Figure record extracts
━━━━━━━━━━

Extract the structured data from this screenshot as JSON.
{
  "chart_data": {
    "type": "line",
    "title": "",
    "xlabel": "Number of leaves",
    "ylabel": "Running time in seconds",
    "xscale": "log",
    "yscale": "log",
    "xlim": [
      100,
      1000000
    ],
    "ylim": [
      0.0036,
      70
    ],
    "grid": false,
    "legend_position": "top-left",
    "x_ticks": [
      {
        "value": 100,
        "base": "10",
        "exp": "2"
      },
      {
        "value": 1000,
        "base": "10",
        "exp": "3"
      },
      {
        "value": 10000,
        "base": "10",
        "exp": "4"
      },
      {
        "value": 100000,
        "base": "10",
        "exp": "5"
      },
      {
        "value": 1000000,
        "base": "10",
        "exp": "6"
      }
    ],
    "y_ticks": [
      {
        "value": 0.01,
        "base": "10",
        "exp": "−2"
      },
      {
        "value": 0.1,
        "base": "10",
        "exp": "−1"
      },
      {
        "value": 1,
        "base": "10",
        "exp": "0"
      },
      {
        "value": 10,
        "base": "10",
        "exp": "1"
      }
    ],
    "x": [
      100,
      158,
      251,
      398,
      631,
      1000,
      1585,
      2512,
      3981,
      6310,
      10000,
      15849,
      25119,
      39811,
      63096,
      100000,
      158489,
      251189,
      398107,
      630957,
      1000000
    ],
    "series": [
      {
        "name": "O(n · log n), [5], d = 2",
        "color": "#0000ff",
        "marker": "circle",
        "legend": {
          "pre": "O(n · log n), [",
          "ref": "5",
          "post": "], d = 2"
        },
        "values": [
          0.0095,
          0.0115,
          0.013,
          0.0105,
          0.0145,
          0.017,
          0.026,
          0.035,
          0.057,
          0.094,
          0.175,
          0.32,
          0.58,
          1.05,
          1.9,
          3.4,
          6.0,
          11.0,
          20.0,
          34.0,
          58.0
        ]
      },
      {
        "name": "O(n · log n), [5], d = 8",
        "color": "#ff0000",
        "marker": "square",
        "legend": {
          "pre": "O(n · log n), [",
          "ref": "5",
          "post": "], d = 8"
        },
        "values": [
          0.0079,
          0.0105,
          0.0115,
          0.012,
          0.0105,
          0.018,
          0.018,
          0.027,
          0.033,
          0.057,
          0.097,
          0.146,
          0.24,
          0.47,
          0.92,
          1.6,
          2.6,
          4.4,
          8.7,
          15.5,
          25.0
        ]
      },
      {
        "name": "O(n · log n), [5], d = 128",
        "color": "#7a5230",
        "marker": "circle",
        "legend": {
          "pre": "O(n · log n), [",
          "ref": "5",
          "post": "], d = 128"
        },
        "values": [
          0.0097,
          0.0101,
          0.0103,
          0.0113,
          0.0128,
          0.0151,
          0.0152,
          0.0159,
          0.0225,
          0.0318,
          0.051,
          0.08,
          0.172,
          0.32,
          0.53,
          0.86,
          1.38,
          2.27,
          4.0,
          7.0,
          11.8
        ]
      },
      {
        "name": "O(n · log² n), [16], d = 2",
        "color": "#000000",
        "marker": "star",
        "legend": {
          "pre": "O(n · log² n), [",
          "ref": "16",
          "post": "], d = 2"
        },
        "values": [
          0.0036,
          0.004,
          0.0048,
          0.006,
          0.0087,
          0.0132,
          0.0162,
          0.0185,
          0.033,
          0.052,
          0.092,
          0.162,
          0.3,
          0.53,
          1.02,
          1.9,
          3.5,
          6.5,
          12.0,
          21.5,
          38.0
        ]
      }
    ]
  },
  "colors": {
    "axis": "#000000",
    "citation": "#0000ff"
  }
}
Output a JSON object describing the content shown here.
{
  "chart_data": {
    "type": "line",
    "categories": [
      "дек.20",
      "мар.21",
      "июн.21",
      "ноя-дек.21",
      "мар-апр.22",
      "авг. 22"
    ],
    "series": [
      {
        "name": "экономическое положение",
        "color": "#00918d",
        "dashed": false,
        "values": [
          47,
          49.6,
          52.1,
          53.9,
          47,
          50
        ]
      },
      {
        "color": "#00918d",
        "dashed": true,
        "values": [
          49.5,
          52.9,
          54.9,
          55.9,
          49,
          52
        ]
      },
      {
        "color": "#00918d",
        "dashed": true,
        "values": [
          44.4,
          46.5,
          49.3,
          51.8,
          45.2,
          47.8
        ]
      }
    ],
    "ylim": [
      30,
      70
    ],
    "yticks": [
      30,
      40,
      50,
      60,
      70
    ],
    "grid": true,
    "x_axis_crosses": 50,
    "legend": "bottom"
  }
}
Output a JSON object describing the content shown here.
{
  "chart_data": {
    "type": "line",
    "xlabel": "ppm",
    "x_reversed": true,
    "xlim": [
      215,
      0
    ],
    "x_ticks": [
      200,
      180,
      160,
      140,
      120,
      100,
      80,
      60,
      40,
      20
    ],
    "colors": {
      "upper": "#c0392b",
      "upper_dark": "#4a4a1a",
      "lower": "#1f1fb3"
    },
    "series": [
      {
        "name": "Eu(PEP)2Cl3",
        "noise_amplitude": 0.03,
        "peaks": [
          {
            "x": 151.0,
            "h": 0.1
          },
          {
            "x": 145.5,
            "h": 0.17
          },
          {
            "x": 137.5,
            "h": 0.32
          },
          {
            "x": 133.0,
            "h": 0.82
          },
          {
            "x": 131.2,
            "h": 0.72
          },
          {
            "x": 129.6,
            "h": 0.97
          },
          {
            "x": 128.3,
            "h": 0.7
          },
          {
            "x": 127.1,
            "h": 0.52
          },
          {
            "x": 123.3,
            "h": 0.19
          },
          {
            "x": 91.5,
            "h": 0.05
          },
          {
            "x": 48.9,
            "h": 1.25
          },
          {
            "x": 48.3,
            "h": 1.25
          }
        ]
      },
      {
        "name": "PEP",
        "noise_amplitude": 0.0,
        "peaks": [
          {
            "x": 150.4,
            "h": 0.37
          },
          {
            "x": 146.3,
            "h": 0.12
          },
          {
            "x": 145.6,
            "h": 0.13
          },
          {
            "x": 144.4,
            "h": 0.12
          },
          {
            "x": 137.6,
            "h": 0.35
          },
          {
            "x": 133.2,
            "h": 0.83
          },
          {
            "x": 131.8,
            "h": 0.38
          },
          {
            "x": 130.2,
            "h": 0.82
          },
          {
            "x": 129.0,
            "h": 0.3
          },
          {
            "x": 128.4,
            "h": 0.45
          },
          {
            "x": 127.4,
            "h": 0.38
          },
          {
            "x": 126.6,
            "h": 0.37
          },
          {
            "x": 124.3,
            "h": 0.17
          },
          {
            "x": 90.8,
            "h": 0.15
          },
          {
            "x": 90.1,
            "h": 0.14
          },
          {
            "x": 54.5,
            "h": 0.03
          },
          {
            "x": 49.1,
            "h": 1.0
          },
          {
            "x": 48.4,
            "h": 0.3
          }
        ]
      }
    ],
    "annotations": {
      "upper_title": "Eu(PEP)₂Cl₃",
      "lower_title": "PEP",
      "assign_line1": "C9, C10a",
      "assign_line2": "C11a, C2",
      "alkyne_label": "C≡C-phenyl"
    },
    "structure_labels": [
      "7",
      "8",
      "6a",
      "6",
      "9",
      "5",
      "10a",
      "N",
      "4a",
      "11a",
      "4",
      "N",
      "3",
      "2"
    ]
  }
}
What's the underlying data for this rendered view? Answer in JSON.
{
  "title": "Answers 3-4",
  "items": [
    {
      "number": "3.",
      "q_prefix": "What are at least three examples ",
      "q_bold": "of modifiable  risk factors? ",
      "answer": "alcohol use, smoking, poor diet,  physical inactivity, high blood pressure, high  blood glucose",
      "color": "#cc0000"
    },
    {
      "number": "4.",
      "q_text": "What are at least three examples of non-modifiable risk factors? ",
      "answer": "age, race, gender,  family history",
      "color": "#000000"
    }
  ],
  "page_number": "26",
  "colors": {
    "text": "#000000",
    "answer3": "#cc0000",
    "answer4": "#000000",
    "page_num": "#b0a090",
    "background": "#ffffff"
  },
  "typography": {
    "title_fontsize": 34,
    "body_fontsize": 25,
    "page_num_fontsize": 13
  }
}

━━━━━━━━━━

**Task statement:** Scan the material above for the string "true" and return the lines that hold it.

**Task result:**
        "dashed": true,
        "dashed": true,
    "grid": true,
    "x_reversed": true,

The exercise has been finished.